═════ Information shown

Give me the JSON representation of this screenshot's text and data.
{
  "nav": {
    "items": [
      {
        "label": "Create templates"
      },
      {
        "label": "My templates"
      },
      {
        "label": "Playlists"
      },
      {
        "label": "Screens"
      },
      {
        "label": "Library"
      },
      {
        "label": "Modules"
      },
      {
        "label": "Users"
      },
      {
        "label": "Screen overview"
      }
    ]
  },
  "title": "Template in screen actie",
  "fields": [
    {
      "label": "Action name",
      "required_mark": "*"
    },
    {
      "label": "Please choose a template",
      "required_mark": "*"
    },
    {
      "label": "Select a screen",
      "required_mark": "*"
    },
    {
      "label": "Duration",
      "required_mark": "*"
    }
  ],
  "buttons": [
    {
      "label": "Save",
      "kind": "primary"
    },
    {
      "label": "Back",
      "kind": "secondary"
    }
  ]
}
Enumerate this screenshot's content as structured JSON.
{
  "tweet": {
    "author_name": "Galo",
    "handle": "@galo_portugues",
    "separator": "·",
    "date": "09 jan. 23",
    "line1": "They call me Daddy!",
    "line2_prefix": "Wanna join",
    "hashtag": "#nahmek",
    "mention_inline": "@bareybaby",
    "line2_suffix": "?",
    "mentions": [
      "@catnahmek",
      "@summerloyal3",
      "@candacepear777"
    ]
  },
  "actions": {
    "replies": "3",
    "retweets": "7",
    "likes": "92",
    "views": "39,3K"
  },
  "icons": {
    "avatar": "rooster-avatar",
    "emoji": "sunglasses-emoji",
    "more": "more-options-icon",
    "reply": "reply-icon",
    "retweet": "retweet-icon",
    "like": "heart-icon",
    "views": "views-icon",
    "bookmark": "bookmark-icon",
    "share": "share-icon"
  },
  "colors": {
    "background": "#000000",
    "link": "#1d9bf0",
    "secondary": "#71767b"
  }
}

══════════

Look through the entries above and report each line where the string "templates" occurs.

## Output of the exercise
        "label": "Create templates"
        "label": "My templates"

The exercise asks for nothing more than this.